> Items from a dataset

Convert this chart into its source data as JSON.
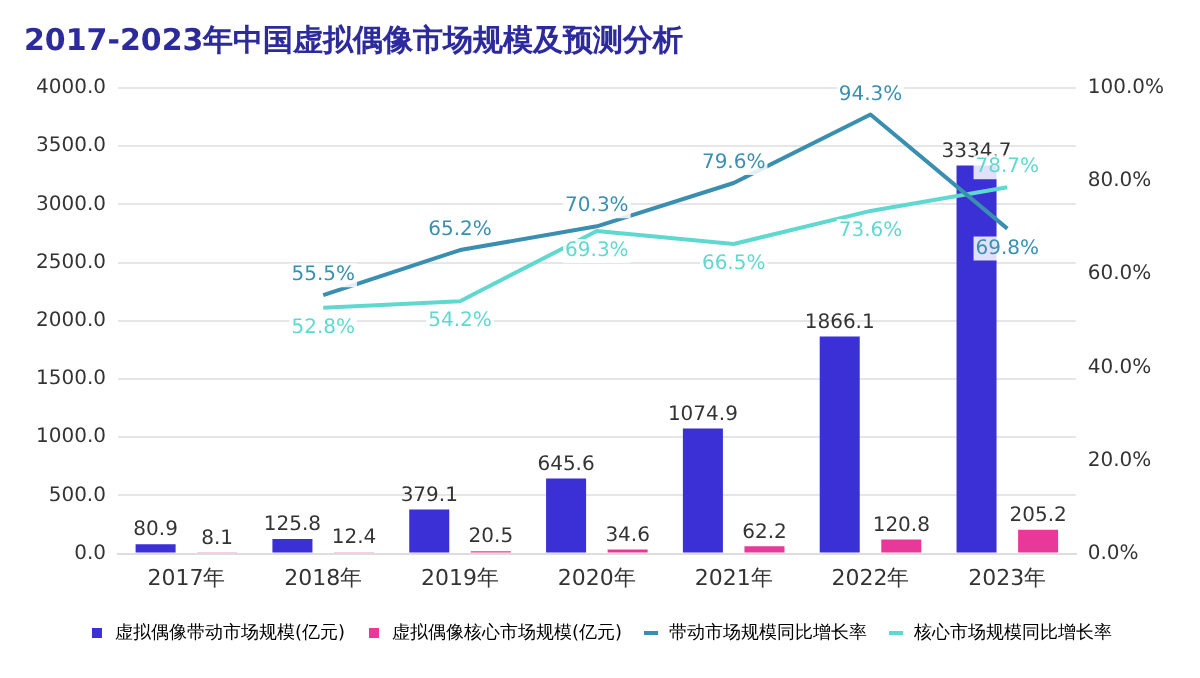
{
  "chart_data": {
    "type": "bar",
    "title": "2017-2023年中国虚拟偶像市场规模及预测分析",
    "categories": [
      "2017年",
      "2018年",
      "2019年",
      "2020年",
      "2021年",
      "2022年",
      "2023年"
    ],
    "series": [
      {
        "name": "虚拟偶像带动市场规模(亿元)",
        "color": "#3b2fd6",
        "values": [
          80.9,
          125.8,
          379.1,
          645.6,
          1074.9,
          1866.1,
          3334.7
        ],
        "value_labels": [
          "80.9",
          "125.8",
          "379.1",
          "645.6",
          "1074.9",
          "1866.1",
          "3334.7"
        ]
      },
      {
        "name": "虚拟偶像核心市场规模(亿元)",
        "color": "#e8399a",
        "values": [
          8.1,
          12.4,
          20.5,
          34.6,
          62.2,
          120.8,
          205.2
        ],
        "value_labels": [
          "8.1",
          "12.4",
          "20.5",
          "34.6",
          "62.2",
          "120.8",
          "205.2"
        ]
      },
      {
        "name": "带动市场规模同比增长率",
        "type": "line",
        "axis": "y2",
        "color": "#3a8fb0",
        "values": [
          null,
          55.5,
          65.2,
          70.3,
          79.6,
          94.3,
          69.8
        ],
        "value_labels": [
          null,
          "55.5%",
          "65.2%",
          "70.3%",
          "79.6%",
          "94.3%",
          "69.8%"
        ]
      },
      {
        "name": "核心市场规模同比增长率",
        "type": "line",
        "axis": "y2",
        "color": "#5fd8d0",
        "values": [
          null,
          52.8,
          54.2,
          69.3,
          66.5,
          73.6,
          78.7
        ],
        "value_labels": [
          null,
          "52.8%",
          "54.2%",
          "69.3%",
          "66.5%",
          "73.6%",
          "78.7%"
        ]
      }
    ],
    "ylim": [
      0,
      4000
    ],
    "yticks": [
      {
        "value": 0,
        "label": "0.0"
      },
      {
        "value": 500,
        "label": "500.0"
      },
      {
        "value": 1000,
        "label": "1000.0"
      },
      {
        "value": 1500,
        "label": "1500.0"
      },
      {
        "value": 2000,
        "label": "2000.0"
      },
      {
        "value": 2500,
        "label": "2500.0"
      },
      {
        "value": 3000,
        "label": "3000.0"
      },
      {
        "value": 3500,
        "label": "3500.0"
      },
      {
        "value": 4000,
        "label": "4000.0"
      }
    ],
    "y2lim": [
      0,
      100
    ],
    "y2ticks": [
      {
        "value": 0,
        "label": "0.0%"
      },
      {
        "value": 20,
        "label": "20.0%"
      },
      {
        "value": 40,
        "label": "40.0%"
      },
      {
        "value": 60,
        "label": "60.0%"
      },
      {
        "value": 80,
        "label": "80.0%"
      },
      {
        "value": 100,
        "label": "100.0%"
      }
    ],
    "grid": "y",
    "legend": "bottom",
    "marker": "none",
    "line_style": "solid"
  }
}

> WHAT YOU HAVE TO DO
Quote everything in the listing above exactly; pictures are the only thing to omit.

> COMPLETE RESPONSE
Convert this chart into its source data as JSON.
{
  "chart_data": {
    "type": "bar",
    "title": "2017-2023年中国虚拟偶像市场规模及预测分析",
    "categories": [
      "2017年",
      "2018年",
      "2019年",
      "2020年",
      "2021年",
      "2022年",
      "2023年"
    ],
    "series": [
      {
        "name": "虚拟偶像带动市场规模(亿元)",
        "color": "#3b2fd6",
        "values": [
          80.9,
          125.8,
          379.1,
          645.6,
          1074.9,
          1866.1,
          3334.7
        ],
        "value_labels": [
          "80.9",
          "125.8",
          "379.1",
          "645.6",
          "1074.9",
          "1866.1",
          "3334.7"
        ]
      },
      {
        "name": "虚拟偶像核心市场规模(亿元)",
        "color": "#e8399a",
        "values": [
          8.1,
          12.4,
          20.5,
          34.6,
          62.2,
          120.8,
          205.2
        ],
        "value_labels": [
          "8.1",
          "12.4",
          "20.5",
          "34.6",
          "62.2",
          "120.8",
          "205.2"
        ]
      },
      {
        "name": "带动市场规模同比增长率",
        "type": "line",
        "axis": "y2",
        "color": "#3a8fb0",
        "values": [
          null,
          55.5,
          65.2,
          70.3,
          79.6,
          94.3,
          69.8
        ],
        "value_labels": [
          null,
          "55.5%",
          "65.2%",
          "70.3%",
          "79.6%",
          "94.3%",
          "69.8%"
        ]
      },
      {
        "name": "核心市场规模同比增长率",
        "type": "line",
        "axis": "y2",
        "color": "#5fd8d0",
        "values": [
          null,
          52.8,
          54.2,
          69.3,
          66.5,
          73.6,
          78.7
        ],
        "value_labels": [
          null,
          "52.8%",
          "54.2%",
          "69.3%",
          "66.5%",
          "73.6%",
          "78.7%"
        ]
      }
    ],
    "ylim": [
      0,
      4000
    ],
    "yticks": [
      {
        "value": 0,
        "label": "0.0"
      },
      {
        "value": 500,
        "label": "500.0"
      },
      {
        "value": 1000,
        "label": "1000.0"
      },
      {
        "value": 1500,
        "label": "1500.0"
      },
      {
        "value": 2000,
        "label": "2000.0"
      },
      {
        "value": 2500,
        "label": "2500.0"
      },
      {
        "value": 3000,
        "label": "3000.0"
      },
      {
        "value": 3500,
        "label": "3500.0"
      },
      {
        "value": 4000,
        "label": "4000.0"
      }
    ],
    "y2lim": [
      0,
      100
    ],
    "y2ticks": [
      {
        "value": 0,
        "label": "0.0%"
      },
      {
        "value": 20,
        "label": "20.0%"
      },
      {
        "value": 40,
        "label": "40.0%"
      },
      {
        "value": 60,
        "label": "60.0%"
      },
      {
        "value": 80,
        "label": "80.0%"
      },
      {
        "value": 100,
        "label": "100.0%"
      }
    ],
    "grid": "y",
    "legend": "bottom",
    "marker": "none",
    "line_style": "solid"
  }
}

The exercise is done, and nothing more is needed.